▸ WRITTEN EXERCISE
With the pictures omitted, write out the entries that follow exactly as they stand.

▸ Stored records

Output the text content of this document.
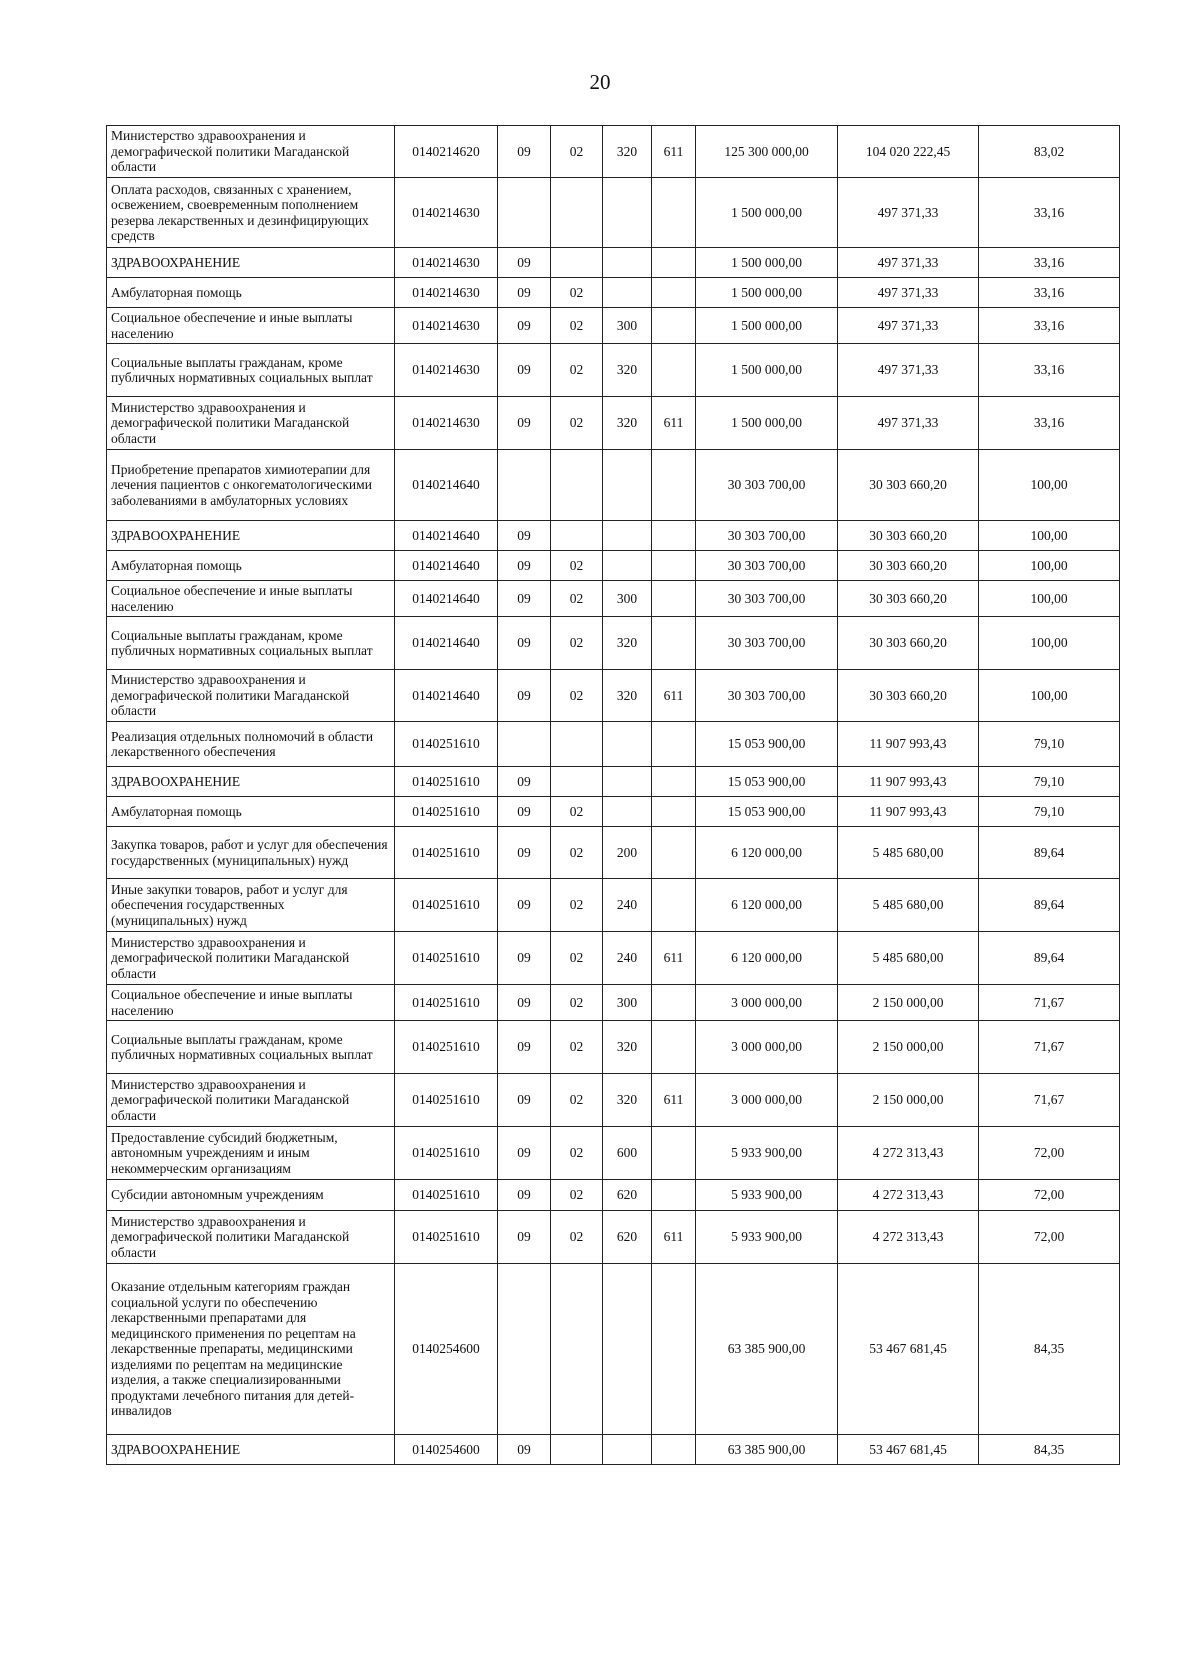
20
Министерство здравоохранения и демографической политики Магаданской области	0140214620	09	02	320	611	125 300 000,00	104 020 222,45	83,02
Оплата расходов, связанных с хранением, освежением, своевременным пополнением резерва лекарственных и дезинфицирующих средств	0140214630					1 500 000,00	497 371,33	33,16
ЗДРАВООХРАНЕНИЕ	0140214630	09				1 500 000,00	497 371,33	33,16
Амбулаторная помощь	0140214630	09	02			1 500 000,00	497 371,33	33,16
Социальное обеспечение и иные выплаты населению	0140214630	09	02	300		1 500 000,00	497 371,33	33,16
Социальные выплаты гражданам, кроме публичных нормативных социальных выплат	0140214630	09	02	320		1 500 000,00	497 371,33	33,16
Министерство здравоохранения и демографической политики Магаданской области	0140214630	09	02	320	611	1 500 000,00	497 371,33	33,16
Приобретение препаратов химиотерапии для лечения пациентов с онкогематологическими заболеваниями в амбулаторных условиях	0140214640					30 303 700,00	30 303 660,20	100,00
ЗДРАВООХРАНЕНИЕ	0140214640	09				30 303 700,00	30 303 660,20	100,00
Амбулаторная помощь	0140214640	09	02			30 303 700,00	30 303 660,20	100,00
Социальное обеспечение и иные выплаты населению	0140214640	09	02	300		30 303 700,00	30 303 660,20	100,00
Социальные выплаты гражданам, кроме публичных нормативных социальных выплат	0140214640	09	02	320		30 303 700,00	30 303 660,20	100,00
Министерство здравоохранения и демографической политики Магаданской области	0140214640	09	02	320	611	30 303 700,00	30 303 660,20	100,00
Реализация отдельных полномочий в области лекарственного обеспечения	0140251610					15 053 900,00	11 907 993,43	79,10
ЗДРАВООХРАНЕНИЕ	0140251610	09				15 053 900,00	11 907 993,43	79,10
Амбулаторная помощь	0140251610	09	02			15 053 900,00	11 907 993,43	79,10
Закупка товаров, работ и услуг для обеспечения государственных (муниципальных) нужд	0140251610	09	02	200		6 120 000,00	5 485 680,00	89,64
Иные закупки товаров, работ и услуг для обеспечения государственных (муниципальных) нужд	0140251610	09	02	240		6 120 000,00	5 485 680,00	89,64
Министерство здравоохранения и демографической политики Магаданской области	0140251610	09	02	240	611	6 120 000,00	5 485 680,00	89,64
Социальное обеспечение и иные выплаты населению	0140251610	09	02	300		3 000 000,00	2 150 000,00	71,67
Социальные выплаты гражданам, кроме публичных нормативных социальных выплат	0140251610	09	02	320		3 000 000,00	2 150 000,00	71,67
Министерство здравоохранения и демографической политики Магаданской области	0140251610	09	02	320	611	3 000 000,00	2 150 000,00	71,67
Предоставление субсидий бюджетным, автономным учреждениям и иным некоммерческим организациям	0140251610	09	02	600		5 933 900,00	4 272 313,43	72,00
Субсидии автономным учреждениям	0140251610	09	02	620		5 933 900,00	4 272 313,43	72,00
Министерство здравоохранения и демографической политики Магаданской области	0140251610	09	02	620	611	5 933 900,00	4 272 313,43	72,00
Оказание отдельным категориям граждан социальной услуги по обеспечению лекарственными препаратами для медицинского применения по рецептам на лекарственные препараты, медицинскими изделиями по рецептам на медицинские изделия, а также специализированными продуктами лечебного питания для детей-инвалидов	0140254600					63 385 900,00	53 467 681,45	84,35
ЗДРАВООХРАНЕНИЕ	0140254600	09				63 385 900,00	53 467 681,45	84,35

▸ PROBLEM SOLUTION
Output the text content of this document.
20
Министерство здравоохранения и демографической политики Магаданской области	0140214620	09	02	320	611	125 300 000,00	104 020 222,45	83,02
Оплата расходов, связанных с хранением, освежением, своевременным пополнением резерва лекарственных и дезинфицирующих средств	0140214630					1 500 000,00	497 371,33	33,16
ЗДРАВООХРАНЕНИЕ	0140214630	09				1 500 000,00	497 371,33	33,16
Амбулаторная помощь	0140214630	09	02			1 500 000,00	497 371,33	33,16
Социальное обеспечение и иные выплаты населению	0140214630	09	02	300		1 500 000,00	497 371,33	33,16
Социальные выплаты гражданам, кроме публичных нормативных социальных выплат	0140214630	09	02	320		1 500 000,00	497 371,33	33,16
Министерство здравоохранения и демографической политики Магаданской области	0140214630	09	02	320	611	1 500 000,00	497 371,33	33,16
Приобретение препаратов химиотерапии для лечения пациентов с онкогематологическими заболеваниями в амбулаторных условиях	0140214640					30 303 700,00	30 303 660,20	100,00
ЗДРАВООХРАНЕНИЕ	0140214640	09				30 303 700,00	30 303 660,20	100,00
Амбулаторная помощь	0140214640	09	02			30 303 700,00	30 303 660,20	100,00
Социальное обеспечение и иные выплаты населению	0140214640	09	02	300		30 303 700,00	30 303 660,20	100,00
Социальные выплаты гражданам, кроме публичных нормативных социальных выплат	0140214640	09	02	320		30 303 700,00	30 303 660,20	100,00
Министерство здравоохранения и демографической политики Магаданской области	0140214640	09	02	320	611	30 303 700,00	30 303 660,20	100,00
Реализация отдельных полномочий в области лекарственного обеспечения	0140251610					15 053 900,00	11 907 993,43	79,10
ЗДРАВООХРАНЕНИЕ	0140251610	09				15 053 900,00	11 907 993,43	79,10
Амбулаторная помощь	0140251610	09	02			15 053 900,00	11 907 993,43	79,10
Закупка товаров, работ и услуг для обеспечения государственных (муниципальных) нужд	0140251610	09	02	200		6 120 000,00	5 485 680,00	89,64
Иные закупки товаров, работ и услуг для обеспечения государственных (муниципальных) нужд	0140251610	09	02	240		6 120 000,00	5 485 680,00	89,64
Министерство здравоохранения и демографической политики Магаданской области	0140251610	09	02	240	611	6 120 000,00	5 485 680,00	89,64
Социальное обеспечение и иные выплаты населению	0140251610	09	02	300		3 000 000,00	2 150 000,00	71,67
Социальные выплаты гражданам, кроме публичных нормативных социальных выплат	0140251610	09	02	320		3 000 000,00	2 150 000,00	71,67
Министерство здравоохранения и демографической политики Магаданской области	0140251610	09	02	320	611	3 000 000,00	2 150 000,00	71,67
Предоставление субсидий бюджетным, автономным учреждениям и иным некоммерческим организациям	0140251610	09	02	600		5 933 900,00	4 272 313,43	72,00
Субсидии автономным учреждениям	0140251610	09	02	620		5 933 900,00	4 272 313,43	72,00
Министерство здравоохранения и демографической политики Магаданской области	0140251610	09	02	620	611	5 933 900,00	4 272 313,43	72,00
Оказание отдельным категориям граждан социальной услуги по обеспечению лекарственными препаратами для медицинского применения по рецептам на лекарственные препараты, медицинскими изделиями по рецептам на медицинские изделия, а также специализированными продуктами лечебного питания для детей-инвалидов	0140254600					63 385 900,00	53 467 681,45	84,35
ЗДРАВООХРАНЕНИЕ	0140254600	09				63 385 900,00	53 467 681,45	84,35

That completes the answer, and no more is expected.